MATERIAL SHOWN ->
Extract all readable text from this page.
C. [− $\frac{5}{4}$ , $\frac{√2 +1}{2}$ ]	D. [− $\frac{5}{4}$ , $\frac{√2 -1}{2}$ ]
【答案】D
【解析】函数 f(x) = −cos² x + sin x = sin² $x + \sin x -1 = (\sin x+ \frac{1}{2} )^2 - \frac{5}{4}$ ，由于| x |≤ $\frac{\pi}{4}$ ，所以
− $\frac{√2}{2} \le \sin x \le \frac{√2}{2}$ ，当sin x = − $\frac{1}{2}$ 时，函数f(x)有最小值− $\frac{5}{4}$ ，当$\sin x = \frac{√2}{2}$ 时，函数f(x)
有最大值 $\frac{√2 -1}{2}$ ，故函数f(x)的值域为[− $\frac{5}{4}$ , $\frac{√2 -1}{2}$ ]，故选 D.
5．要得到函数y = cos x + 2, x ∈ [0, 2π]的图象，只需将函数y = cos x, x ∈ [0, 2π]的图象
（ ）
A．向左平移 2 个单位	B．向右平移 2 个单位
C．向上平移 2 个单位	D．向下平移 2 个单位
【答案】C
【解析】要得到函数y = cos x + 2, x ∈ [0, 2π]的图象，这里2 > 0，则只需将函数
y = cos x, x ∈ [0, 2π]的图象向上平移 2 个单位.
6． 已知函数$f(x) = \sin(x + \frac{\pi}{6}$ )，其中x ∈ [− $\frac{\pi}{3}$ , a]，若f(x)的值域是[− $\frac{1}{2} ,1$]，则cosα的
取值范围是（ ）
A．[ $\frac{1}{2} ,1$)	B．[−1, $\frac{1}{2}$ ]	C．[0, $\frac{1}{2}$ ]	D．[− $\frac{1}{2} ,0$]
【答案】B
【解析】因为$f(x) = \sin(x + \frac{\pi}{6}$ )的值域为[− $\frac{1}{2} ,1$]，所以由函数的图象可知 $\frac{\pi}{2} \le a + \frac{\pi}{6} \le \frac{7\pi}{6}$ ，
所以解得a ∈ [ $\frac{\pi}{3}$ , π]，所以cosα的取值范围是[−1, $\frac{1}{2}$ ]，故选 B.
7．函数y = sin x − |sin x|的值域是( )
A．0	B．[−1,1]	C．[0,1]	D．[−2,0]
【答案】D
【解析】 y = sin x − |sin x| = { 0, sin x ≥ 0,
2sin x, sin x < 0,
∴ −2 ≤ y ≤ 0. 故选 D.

EXERCISE TASK -> Your task is to list each line of the records with the word "的值域为".

WRITTEN ANSWER ->
有最大值 $\frac{√2 -1}{2}$ ，故函数f(x)的值域为[− $\frac{5}{4}$ , $\frac{√2 -1}{2}$ ]，故选 D.
【解析】因为$f(x) = \sin(x + \frac{\pi}{6}$ )的值域为[− $\frac{1}{2} ,1$]，所以由函数的图象可知 $\frac{\pi}{2} \le a + \frac{\pi}{6} \le \frac{7\pi}{6}$ ，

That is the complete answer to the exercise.